◆ Data entries for graphics ◆
──────────
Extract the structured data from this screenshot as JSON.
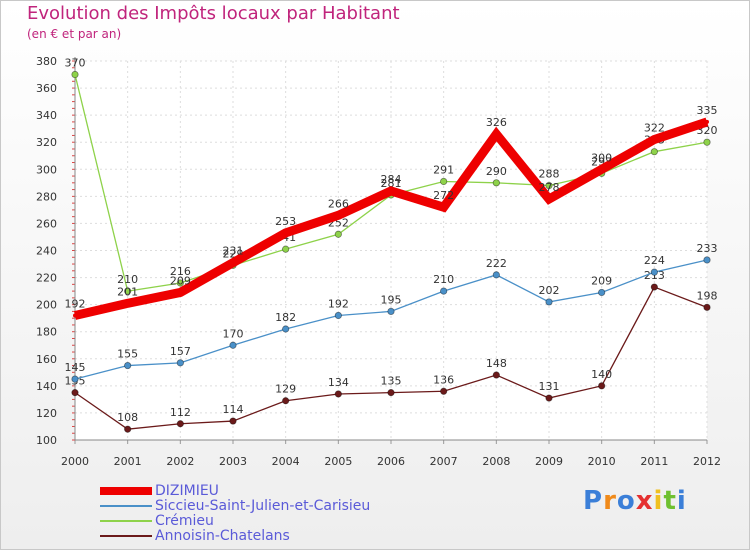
{
  "title": "Evolution des Impôts locaux par Habitant",
  "subtitle": "(en € et par an)",
  "logo": {
    "text": "Proxiti",
    "colors": [
      "#3b7fd8",
      "#f08a1a",
      "#3b7fd8",
      "#e53030",
      "#f0c020",
      "#6fc030",
      "#3b7fd8"
    ]
  },
  "chart_data": {
    "type": "line",
    "x": [
      "2000",
      "2001",
      "2002",
      "2003",
      "2004",
      "2005",
      "2006",
      "2007",
      "2008",
      "2009",
      "2010",
      "2011",
      "2012"
    ],
    "ylim": [
      100,
      380
    ],
    "yticks": [
      100,
      120,
      140,
      160,
      180,
      200,
      220,
      240,
      260,
      280,
      300,
      320,
      340,
      360,
      380
    ],
    "grid": true,
    "legend_position": "bottom-left",
    "series": [
      {
        "name": "Annoisin-Chatelans",
        "color": "#6b1a1a",
        "labels": [
          "135",
          "108",
          "112",
          "114",
          "129",
          "134",
          "135",
          "136",
          "148",
          "131",
          "140",
          "213",
          "198"
        ],
        "values": [
          135,
          108,
          112,
          114,
          129,
          134,
          135,
          136,
          148,
          131,
          140,
          213,
          198
        ]
      },
      {
        "name": "Siccieu-Saint-Julien-et-Carisieu",
        "color": "#4a90c8",
        "labels": [
          "145",
          "155",
          "157",
          "170",
          "182",
          "192",
          "195",
          "210",
          "222",
          "202",
          "209",
          "224",
          "233"
        ],
        "values": [
          145,
          155,
          157,
          170,
          182,
          192,
          195,
          210,
          222,
          202,
          209,
          224,
          233
        ]
      },
      {
        "name": "Crémieu",
        "color": "#8ed24a",
        "labels": [
          "370",
          "210",
          "216",
          "229",
          "241",
          "252",
          "281",
          "291",
          "290",
          "288",
          "297",
          "313",
          "320"
        ],
        "values": [
          370,
          210,
          216,
          229,
          241,
          252,
          281,
          291,
          290,
          288,
          297,
          313,
          320
        ]
      },
      {
        "name": "DIZIMIEU",
        "color": "#ee0000",
        "labels": [
          "192",
          "201",
          "209",
          "231",
          "253",
          "266",
          "284",
          "272",
          "326",
          "278",
          "300",
          "322",
          "335"
        ],
        "values": [
          192,
          201,
          209,
          231,
          253,
          266,
          284,
          272,
          326,
          278,
          300,
          322,
          335
        ]
      }
    ],
    "legend": [
      "DIZIMIEU",
      "Siccieu-Saint-Julien-et-Carisieu",
      "Crémieu",
      "Annoisin-Chatelans"
    ]
  }
}
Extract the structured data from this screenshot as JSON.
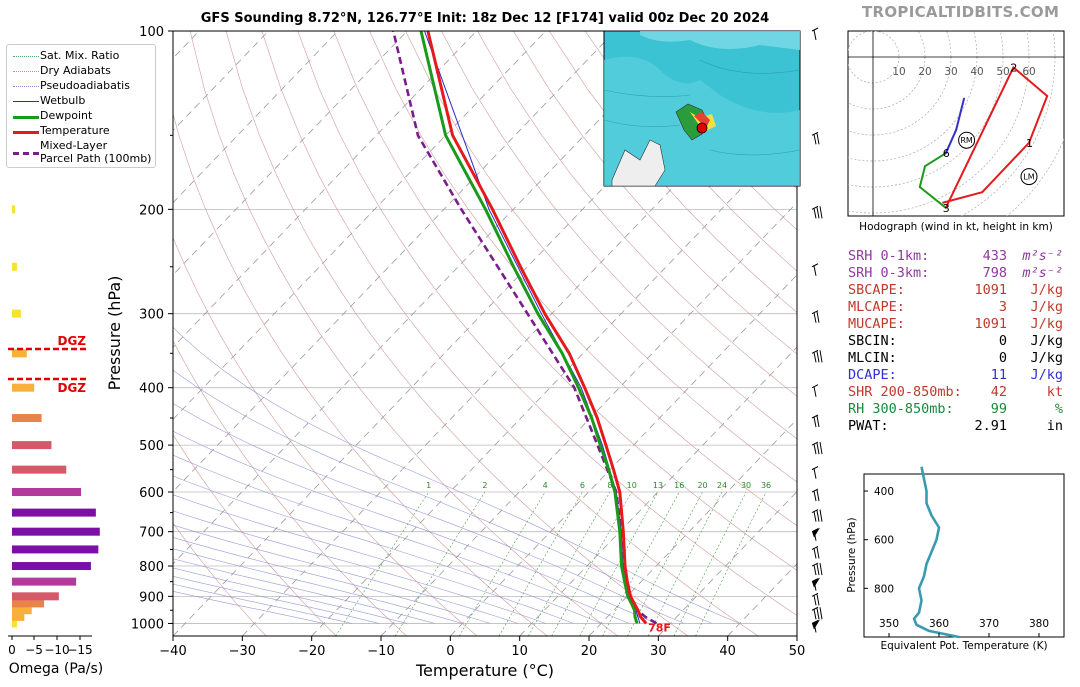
{
  "title": "GFS Sounding 8.72°N, 126.77°E Init: 18z Dec 12 [F174] valid 00z Dec 20 2024",
  "brand": "TROPICALTIDBITS.COM",
  "colors": {
    "temperature": "#e41a1c",
    "dewpoint": "#1a9a1a",
    "parcel": "#7b1c8c",
    "wetbulb": "#2a2acc",
    "srh": "#8e3a9e",
    "cape": "#c0392b",
    "dcape": "#3232c8",
    "rh": "#1a8a3a"
  },
  "legend": [
    {
      "label": "Sat. Mix. Ratio",
      "style": "dotted-green"
    },
    {
      "label": "Dry Adiabats",
      "style": "dotted-red"
    },
    {
      "label": "Pseudoadiabatis",
      "style": "dotted-blue"
    },
    {
      "label": "Wetbulb",
      "style": "blue"
    },
    {
      "label": "Dewpoint",
      "style": "green"
    },
    {
      "label": "Temperature",
      "style": "red"
    },
    {
      "label": "Mixed-Layer\nParcel Path (100mb)",
      "style": "purple-dashed"
    }
  ],
  "skewt": {
    "xlabel": "Temperature (°C)",
    "ylabel": "Pressure (hPa)",
    "xticks": [
      -40,
      -30,
      -20,
      -10,
      0,
      10,
      20,
      30,
      40,
      50
    ],
    "yticks": [
      100,
      200,
      300,
      400,
      500,
      600,
      700,
      800,
      900,
      1000
    ],
    "mixing_ratio_labels": [
      "1",
      "2",
      "4",
      "6",
      "8",
      "10",
      "13",
      "16",
      "20",
      "24",
      "30",
      "36"
    ],
    "sfc_temp_label": "78F"
  },
  "omega": {
    "xlabel": "Omega (Pa/s)",
    "xticks": [
      "0",
      "−5",
      "−10",
      "−15"
    ],
    "dgz_label": "DGZ"
  },
  "hodograph": {
    "caption": "Hodograph (wind in kt, height in km)",
    "ring_labels": [
      "10",
      "20",
      "30",
      "40",
      "50",
      "60"
    ],
    "height_labels": [
      "1",
      "2",
      "3",
      "6"
    ],
    "rm_label": "RM",
    "lm_label": "LM"
  },
  "params": [
    {
      "label": "SRH 0-1km:",
      "value": "433",
      "unit": "m²s⁻²",
      "color": "#8e3a9e"
    },
    {
      "label": "SRH 0-3km:",
      "value": "798",
      "unit": "m²s⁻²",
      "color": "#8e3a9e"
    },
    {
      "label": "SBCAPE:",
      "value": "1091",
      "unit": "J/kg",
      "color": "#c0392b"
    },
    {
      "label": "MLCAPE:",
      "value": "3",
      "unit": "J/kg",
      "color": "#c0392b"
    },
    {
      "label": "MUCAPE:",
      "value": "1091",
      "unit": "J/kg",
      "color": "#c0392b"
    },
    {
      "label": "SBCIN:",
      "value": "0",
      "unit": "J/kg",
      "color": "#000000"
    },
    {
      "label": "MLCIN:",
      "value": "0",
      "unit": "J/kg",
      "color": "#000000"
    },
    {
      "label": "DCAPE:",
      "value": "11",
      "unit": "J/kg",
      "color": "#3232c8"
    },
    {
      "label": "SHR 200-850mb:",
      "value": "42",
      "unit": "kt",
      "color": "#c0392b"
    },
    {
      "label": "RH 300-850mb:",
      "value": "99",
      "unit": "%",
      "color": "#1a8a3a"
    },
    {
      "label": "PWAT:",
      "value": "2.91",
      "unit": "in",
      "color": "#000000"
    }
  ],
  "theta_e": {
    "xlabel": "Equivalent Pot. Temperature (K)",
    "ylabel": "Pressure (hPa)",
    "xticks": [
      "350",
      "360",
      "370",
      "380"
    ],
    "yticks": [
      "400",
      "600",
      "800"
    ]
  },
  "chart_data": [
    {
      "type": "line",
      "title": "GFS Sounding 8.72°N, 126.77°E Init: 18z Dec 12 [F174] valid 00z Dec 20 2024",
      "xlabel": "Temperature (°C)",
      "ylabel": "Pressure (hPa)",
      "xlim": [
        -40,
        50
      ],
      "ylim": [
        1000,
        100
      ],
      "y_scale": "log",
      "x": "pressure_hPa",
      "series": [
        {
          "name": "Temperature",
          "points": [
            [
              1000,
              26.5
            ],
            [
              975,
              24.8
            ],
            [
              950,
              23.5
            ],
            [
              925,
              22.0
            ],
            [
              900,
              20.5
            ],
            [
              850,
              18.0
            ],
            [
              800,
              15.5
            ],
            [
              700,
              10.5
            ],
            [
              600,
              4.5
            ],
            [
              550,
              0.5
            ],
            [
              500,
              -4.0
            ],
            [
              450,
              -9.0
            ],
            [
              400,
              -15.0
            ],
            [
              350,
              -22.0
            ],
            [
              300,
              -31.0
            ],
            [
              250,
              -41.0
            ],
            [
              200,
              -53.0
            ],
            [
              150,
              -69.0
            ],
            [
              100,
              -87.0
            ]
          ]
        },
        {
          "name": "Dewpoint",
          "points": [
            [
              1000,
              25.2
            ],
            [
              975,
              24.0
            ],
            [
              950,
              23.0
            ],
            [
              925,
              21.6
            ],
            [
              900,
              20.1
            ],
            [
              850,
              17.6
            ],
            [
              800,
              15.0
            ],
            [
              700,
              10.0
            ],
            [
              600,
              3.8
            ],
            [
              550,
              -0.2
            ],
            [
              500,
              -4.8
            ],
            [
              450,
              -9.8
            ],
            [
              400,
              -15.9
            ],
            [
              350,
              -23.0
            ],
            [
              300,
              -32.0
            ],
            [
              250,
              -42.0
            ],
            [
              200,
              -54.0
            ],
            [
              150,
              -70.0
            ],
            [
              100,
              -88.0
            ]
          ]
        },
        {
          "name": "Mixed-Layer Parcel Path (100mb)",
          "points": [
            [
              1000,
              28.0
            ],
            [
              975,
              25.5
            ],
            [
              950,
              23.4
            ],
            [
              900,
              20.5
            ],
            [
              850,
              18.0
            ],
            [
              800,
              15.4
            ],
            [
              700,
              10.2
            ],
            [
              600,
              4.0
            ],
            [
              500,
              -5.2
            ],
            [
              400,
              -16.5
            ],
            [
              300,
              -33.5
            ],
            [
              200,
              -57.5
            ],
            [
              150,
              -74.0
            ],
            [
              100,
              -92.0
            ]
          ]
        },
        {
          "name": "Wetbulb",
          "points": [
            [
              1000,
              25.6
            ],
            [
              950,
              23.2
            ],
            [
              900,
              20.3
            ],
            [
              850,
              17.8
            ],
            [
              800,
              15.2
            ],
            [
              700,
              10.2
            ],
            [
              600,
              4.0
            ],
            [
              500,
              -4.5
            ],
            [
              400,
              -15.5
            ],
            [
              300,
              -31.5
            ],
            [
              200,
              -53.5
            ],
            [
              100,
              -87.5
            ]
          ]
        }
      ]
    },
    {
      "type": "bar",
      "title": "",
      "xlabel": "Omega (Pa/s)",
      "xlim": [
        0,
        -15
      ],
      "pressure_levels": [
        1000,
        975,
        950,
        925,
        900,
        850,
        800,
        750,
        700,
        650,
        600,
        550,
        500,
        450,
        400,
        350,
        300,
        250,
        200
      ],
      "values": [
        -1.0,
        -2.5,
        -4.0,
        -6.5,
        -9.5,
        -13.0,
        -16.0,
        -17.5,
        -17.8,
        -17.0,
        -14.0,
        -11.0,
        -8.0,
        -6.0,
        -4.5,
        -3.0,
        -1.8,
        -1.0,
        -0.6
      ]
    },
    {
      "type": "line",
      "title": "Hodograph (wind in kt, height in km)",
      "xlim": [
        -10,
        70
      ],
      "ylim": [
        -60,
        15
      ],
      "series": [
        {
          "name": "Hodograph",
          "points": [
            [
              0.0,
              27.0,
              -56.0
            ],
            [
              0.5,
              42.0,
              -52.0
            ],
            [
              1.0,
              60.0,
              -33.0
            ],
            [
              1.5,
              67.0,
              -15.0
            ],
            [
              2.0,
              54.0,
              -4.0
            ],
            [
              3.0,
              28.0,
              -58.0
            ],
            [
              4.0,
              18.0,
              -50.0
            ],
            [
              5.0,
              20.0,
              -42.0
            ],
            [
              6.0,
              28.0,
              -37.0
            ],
            [
              7.0,
              32.0,
              -28.0
            ],
            [
              8.0,
              35.0,
              -16.0
            ]
          ]
        }
      ],
      "markers": [
        {
          "name": "RM",
          "u": 36.0,
          "v": -32.0
        },
        {
          "name": "LM",
          "u": 60.0,
          "v": -46.0
        }
      ]
    },
    {
      "type": "line",
      "title": "",
      "xlabel": "Equivalent Pot. Temperature (K)",
      "ylabel": "Pressure (hPa)",
      "xlim": [
        345,
        385
      ],
      "ylim": [
        1000,
        300
      ],
      "series": [
        {
          "name": "Equivalent Pot. Temperature",
          "points": [
            [
              1000,
              364.0
            ],
            [
              975,
              358.0
            ],
            [
              950,
              355.5
            ],
            [
              925,
              355.0
            ],
            [
              900,
              356.0
            ],
            [
              850,
              356.5
            ],
            [
              800,
              356.0
            ],
            [
              750,
              357.0
            ],
            [
              700,
              357.5
            ],
            [
              650,
              358.5
            ],
            [
              600,
              359.5
            ],
            [
              550,
              360.0
            ],
            [
              500,
              358.5
            ],
            [
              450,
              357.5
            ],
            [
              400,
              357.5
            ],
            [
              350,
              357.0
            ],
            [
              300,
              356.5
            ]
          ]
        }
      ]
    }
  ]
}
──────────
◆ What needs to be done ◆
Take each line of the material that contains the word "Equivalent" and list it.

◆ Final result ◆
    "xlabel": "Equivalent Pot. Temperature (K)",
      "xlabel": "Equivalent Pot. Temperature (K)",
          "name": "Equivalent Pot. Temperature",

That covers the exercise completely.